• EXERCISE BRIEF
Locate and copy all lines bearing the word "type".

• Stored data entries
━━━━━━━━━━━━━━━━━━━━

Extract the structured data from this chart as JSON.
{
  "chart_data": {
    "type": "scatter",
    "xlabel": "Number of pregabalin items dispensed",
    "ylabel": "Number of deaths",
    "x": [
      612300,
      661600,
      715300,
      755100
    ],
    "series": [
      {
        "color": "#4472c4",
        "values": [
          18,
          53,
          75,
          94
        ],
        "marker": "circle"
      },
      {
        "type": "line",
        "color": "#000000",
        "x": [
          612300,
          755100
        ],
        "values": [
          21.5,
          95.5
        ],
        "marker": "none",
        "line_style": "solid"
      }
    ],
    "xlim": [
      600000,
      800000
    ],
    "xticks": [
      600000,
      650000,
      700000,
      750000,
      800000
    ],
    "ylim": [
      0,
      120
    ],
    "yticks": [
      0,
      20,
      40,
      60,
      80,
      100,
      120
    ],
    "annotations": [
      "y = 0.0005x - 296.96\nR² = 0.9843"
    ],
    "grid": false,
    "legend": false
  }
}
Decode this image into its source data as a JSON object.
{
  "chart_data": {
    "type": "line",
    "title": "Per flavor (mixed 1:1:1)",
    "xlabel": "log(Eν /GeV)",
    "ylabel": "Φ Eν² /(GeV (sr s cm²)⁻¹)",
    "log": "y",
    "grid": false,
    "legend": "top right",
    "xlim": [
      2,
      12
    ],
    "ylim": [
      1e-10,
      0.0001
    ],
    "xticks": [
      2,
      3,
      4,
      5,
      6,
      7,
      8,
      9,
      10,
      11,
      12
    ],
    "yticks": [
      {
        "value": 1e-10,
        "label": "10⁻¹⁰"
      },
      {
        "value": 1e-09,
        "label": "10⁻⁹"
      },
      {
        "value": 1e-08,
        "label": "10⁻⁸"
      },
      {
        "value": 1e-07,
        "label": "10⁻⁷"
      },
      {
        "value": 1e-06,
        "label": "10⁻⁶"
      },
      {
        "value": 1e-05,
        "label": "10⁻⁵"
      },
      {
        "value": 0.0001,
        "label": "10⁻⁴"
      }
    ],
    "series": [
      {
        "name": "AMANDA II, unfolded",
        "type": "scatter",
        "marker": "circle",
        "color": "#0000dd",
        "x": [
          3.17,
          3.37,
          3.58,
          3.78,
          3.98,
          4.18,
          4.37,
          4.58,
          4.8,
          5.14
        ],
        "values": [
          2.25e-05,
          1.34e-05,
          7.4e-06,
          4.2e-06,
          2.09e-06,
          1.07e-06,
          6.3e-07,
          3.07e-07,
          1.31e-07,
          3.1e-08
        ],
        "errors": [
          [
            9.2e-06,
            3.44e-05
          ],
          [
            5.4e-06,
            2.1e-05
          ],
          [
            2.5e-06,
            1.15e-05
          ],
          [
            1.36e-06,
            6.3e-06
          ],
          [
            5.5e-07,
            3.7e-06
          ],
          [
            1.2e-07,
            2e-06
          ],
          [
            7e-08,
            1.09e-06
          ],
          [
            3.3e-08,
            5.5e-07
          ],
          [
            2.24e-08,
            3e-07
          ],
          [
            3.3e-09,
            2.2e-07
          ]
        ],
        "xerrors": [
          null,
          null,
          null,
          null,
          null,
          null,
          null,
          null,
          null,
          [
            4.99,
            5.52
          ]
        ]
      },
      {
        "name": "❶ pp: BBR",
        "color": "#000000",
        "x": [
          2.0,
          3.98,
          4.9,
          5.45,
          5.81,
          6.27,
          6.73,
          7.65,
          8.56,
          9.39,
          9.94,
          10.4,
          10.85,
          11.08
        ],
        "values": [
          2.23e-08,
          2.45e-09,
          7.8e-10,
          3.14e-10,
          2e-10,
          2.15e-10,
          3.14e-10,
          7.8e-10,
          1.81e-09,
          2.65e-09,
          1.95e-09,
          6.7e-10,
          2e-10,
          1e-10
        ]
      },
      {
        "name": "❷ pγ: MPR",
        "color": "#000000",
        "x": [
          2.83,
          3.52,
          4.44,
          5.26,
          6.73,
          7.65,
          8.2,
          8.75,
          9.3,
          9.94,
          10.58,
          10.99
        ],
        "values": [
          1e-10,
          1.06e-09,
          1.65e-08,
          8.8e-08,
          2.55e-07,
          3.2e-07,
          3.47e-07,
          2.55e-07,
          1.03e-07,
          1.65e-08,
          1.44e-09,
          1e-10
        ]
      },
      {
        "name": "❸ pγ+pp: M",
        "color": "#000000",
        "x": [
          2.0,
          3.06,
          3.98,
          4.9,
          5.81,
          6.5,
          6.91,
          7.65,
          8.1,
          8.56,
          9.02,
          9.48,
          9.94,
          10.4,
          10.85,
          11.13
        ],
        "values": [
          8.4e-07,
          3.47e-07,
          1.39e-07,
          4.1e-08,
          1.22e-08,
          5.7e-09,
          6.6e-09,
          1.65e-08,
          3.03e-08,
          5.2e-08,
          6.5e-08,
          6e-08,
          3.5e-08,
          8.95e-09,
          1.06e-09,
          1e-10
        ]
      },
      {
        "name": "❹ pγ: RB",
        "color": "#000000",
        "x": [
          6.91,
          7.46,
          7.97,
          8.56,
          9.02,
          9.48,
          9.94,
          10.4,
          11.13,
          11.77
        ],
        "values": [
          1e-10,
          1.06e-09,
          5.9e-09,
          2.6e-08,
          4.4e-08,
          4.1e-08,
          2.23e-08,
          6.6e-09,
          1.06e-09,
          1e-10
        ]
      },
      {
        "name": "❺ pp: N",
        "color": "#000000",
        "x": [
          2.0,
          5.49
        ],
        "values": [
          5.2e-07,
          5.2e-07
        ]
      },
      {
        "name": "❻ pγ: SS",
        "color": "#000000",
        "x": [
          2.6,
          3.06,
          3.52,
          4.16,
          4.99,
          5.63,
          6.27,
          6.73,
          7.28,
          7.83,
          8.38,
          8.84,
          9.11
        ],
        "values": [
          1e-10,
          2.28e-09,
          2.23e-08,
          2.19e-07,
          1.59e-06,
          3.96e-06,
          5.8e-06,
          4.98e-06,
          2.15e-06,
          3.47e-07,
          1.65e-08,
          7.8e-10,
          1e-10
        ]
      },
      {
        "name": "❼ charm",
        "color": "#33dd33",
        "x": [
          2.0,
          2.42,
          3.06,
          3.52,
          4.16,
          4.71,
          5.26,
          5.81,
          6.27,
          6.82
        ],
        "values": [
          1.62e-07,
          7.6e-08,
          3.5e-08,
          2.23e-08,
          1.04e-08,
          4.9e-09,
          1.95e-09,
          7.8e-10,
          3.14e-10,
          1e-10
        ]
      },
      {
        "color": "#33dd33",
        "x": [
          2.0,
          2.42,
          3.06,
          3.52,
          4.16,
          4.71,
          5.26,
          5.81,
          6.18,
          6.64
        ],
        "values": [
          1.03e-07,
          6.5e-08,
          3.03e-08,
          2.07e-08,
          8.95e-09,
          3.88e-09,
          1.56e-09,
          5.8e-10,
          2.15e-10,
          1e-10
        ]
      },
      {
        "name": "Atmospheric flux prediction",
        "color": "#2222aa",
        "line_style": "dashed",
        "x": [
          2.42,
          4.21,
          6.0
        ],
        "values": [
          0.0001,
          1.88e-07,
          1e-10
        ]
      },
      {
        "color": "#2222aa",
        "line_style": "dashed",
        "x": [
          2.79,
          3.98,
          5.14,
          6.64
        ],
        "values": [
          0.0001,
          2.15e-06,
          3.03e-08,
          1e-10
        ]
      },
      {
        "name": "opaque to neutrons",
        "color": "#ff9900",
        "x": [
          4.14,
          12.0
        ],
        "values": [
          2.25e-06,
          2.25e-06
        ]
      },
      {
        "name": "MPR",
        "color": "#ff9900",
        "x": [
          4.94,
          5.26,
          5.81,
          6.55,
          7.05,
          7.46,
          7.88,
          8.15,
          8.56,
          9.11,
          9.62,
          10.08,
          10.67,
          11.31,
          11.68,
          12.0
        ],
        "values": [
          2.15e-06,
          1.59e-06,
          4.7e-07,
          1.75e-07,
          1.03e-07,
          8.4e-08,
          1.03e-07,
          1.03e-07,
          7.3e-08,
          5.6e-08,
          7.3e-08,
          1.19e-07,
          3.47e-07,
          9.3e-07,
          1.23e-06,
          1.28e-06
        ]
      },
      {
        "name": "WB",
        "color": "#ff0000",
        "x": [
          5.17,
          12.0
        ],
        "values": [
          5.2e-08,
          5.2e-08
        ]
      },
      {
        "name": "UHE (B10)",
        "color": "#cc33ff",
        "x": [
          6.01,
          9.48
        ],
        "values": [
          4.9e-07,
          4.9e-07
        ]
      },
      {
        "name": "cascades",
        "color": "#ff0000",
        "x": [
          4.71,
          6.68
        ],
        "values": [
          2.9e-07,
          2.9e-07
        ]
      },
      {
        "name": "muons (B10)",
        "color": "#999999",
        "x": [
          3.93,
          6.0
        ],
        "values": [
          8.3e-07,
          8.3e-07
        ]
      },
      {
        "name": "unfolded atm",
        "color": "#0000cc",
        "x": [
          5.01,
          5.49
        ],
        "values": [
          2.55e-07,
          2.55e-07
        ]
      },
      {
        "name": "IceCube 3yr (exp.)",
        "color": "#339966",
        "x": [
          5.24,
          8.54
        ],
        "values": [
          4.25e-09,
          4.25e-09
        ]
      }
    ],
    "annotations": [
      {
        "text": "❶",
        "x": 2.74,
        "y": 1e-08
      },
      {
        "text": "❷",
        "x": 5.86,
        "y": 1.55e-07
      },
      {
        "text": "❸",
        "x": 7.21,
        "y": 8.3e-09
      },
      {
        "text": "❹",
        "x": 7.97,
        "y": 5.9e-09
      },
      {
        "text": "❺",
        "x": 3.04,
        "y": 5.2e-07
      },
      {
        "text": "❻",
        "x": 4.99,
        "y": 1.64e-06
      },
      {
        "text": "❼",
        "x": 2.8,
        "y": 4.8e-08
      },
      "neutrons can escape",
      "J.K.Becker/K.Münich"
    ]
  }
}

━━━━━━━━━━━━━━━━━━━━

• PROBLEM SOLUTION
    "type": "scatter",
        "type": "line",
    "type": "line",
        "type": "scatter",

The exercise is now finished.